<<<<
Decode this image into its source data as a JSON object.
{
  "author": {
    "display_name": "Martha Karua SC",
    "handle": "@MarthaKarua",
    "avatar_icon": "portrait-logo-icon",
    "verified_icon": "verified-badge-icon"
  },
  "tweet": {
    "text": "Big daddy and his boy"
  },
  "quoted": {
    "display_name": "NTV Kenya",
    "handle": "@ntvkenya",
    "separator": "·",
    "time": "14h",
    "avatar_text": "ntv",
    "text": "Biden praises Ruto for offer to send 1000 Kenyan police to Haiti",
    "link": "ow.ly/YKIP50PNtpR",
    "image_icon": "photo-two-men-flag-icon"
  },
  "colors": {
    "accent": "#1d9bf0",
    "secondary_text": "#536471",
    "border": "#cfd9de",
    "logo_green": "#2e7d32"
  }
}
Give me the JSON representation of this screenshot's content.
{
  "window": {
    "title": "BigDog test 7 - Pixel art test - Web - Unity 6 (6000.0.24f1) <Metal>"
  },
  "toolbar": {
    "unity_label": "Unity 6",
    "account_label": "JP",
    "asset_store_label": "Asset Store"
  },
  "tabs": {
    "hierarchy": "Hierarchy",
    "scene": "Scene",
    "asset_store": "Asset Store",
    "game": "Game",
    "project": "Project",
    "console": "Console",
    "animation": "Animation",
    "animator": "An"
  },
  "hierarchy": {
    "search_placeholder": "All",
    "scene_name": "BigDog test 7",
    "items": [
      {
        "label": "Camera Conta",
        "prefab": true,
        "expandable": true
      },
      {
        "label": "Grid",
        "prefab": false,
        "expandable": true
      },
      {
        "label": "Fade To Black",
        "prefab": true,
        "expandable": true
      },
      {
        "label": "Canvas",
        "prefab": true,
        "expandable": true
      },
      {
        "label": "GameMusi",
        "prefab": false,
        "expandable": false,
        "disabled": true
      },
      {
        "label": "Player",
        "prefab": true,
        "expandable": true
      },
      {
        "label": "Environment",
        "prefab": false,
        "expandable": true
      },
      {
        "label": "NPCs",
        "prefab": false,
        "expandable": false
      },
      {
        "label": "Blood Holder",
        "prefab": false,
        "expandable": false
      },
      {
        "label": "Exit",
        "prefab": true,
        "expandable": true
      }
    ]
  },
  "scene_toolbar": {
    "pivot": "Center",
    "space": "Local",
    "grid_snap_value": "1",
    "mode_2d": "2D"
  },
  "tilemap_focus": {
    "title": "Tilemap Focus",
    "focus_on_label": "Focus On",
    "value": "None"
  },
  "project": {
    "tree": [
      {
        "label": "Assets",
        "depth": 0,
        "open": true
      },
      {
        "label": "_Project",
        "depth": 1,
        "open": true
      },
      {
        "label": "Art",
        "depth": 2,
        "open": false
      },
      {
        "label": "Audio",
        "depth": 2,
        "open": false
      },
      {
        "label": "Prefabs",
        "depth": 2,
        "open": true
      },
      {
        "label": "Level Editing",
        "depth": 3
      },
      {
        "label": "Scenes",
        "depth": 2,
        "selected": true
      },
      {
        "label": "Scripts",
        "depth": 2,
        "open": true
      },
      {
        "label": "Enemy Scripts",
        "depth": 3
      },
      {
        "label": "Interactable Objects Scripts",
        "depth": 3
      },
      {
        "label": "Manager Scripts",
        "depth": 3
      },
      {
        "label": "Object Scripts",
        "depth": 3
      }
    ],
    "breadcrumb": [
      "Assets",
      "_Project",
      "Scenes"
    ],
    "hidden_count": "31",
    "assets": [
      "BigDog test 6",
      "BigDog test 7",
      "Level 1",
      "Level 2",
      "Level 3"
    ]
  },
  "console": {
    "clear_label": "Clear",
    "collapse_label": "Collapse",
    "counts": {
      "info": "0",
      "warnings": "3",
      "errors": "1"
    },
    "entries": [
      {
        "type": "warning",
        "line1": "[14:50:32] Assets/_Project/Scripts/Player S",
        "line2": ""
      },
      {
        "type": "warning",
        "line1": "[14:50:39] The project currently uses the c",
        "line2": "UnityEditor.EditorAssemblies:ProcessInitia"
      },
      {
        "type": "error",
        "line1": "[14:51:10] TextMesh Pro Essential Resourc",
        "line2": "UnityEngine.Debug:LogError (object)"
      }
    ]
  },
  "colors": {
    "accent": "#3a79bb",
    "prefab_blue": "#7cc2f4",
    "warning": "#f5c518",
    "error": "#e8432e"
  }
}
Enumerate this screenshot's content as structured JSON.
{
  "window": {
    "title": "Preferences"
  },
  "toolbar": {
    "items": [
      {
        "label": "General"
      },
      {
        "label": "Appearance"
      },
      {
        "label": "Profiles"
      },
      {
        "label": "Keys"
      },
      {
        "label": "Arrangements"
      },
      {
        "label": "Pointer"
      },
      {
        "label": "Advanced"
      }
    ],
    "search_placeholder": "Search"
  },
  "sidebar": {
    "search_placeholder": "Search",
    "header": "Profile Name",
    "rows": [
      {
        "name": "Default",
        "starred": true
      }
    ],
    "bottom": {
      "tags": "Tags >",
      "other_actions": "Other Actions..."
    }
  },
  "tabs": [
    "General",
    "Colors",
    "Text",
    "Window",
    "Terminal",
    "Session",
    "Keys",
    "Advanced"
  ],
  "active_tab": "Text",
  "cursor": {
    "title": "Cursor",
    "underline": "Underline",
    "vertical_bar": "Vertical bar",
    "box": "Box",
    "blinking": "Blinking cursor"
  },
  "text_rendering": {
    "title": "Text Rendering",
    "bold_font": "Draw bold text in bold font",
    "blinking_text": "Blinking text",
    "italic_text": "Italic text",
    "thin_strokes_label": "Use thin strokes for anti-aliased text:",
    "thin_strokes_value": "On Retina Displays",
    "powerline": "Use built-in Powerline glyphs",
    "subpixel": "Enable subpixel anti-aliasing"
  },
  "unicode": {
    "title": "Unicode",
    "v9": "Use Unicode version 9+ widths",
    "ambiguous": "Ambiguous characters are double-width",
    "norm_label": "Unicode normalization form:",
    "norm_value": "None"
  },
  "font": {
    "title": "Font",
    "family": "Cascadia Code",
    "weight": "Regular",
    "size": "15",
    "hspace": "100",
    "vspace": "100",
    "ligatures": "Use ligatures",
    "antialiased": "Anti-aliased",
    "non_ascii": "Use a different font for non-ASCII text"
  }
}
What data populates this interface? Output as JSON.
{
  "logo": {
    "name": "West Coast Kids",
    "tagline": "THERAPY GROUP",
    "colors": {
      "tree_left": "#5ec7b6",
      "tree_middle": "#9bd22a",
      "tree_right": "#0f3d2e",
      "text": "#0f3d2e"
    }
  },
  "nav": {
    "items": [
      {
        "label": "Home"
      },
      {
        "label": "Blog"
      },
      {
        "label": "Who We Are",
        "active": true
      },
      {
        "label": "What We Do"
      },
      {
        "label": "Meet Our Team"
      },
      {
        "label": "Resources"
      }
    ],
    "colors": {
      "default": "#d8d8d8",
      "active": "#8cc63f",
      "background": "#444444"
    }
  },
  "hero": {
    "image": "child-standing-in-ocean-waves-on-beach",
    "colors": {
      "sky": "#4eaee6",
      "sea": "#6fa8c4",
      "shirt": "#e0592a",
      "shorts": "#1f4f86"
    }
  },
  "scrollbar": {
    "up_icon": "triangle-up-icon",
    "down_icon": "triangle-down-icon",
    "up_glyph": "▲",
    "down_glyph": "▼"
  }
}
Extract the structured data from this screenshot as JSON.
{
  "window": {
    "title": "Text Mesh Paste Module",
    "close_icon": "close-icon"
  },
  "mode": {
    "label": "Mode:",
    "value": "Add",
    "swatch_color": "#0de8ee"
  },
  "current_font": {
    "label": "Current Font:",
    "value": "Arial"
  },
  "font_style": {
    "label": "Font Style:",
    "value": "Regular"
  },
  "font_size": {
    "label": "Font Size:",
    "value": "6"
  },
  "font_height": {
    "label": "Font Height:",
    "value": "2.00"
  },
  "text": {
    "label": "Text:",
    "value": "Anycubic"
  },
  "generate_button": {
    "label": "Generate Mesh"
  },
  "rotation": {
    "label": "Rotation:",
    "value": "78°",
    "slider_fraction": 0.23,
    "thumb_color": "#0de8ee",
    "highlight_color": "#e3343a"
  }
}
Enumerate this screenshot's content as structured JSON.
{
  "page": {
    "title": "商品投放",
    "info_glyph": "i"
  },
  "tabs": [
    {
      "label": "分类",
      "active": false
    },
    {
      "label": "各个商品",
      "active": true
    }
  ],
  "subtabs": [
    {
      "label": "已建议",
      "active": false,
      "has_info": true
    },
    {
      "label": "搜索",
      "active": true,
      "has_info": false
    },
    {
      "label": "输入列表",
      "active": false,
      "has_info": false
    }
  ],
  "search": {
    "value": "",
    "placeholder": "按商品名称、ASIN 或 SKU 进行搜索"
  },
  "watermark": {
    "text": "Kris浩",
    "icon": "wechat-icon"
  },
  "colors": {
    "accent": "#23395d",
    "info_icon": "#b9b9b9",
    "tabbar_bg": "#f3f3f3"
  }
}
>>>>
Which lines hold the string "Level"? List them all.

        "label": "Level Editing",
      "Level 1",
      "Level 2",
      "Level 3"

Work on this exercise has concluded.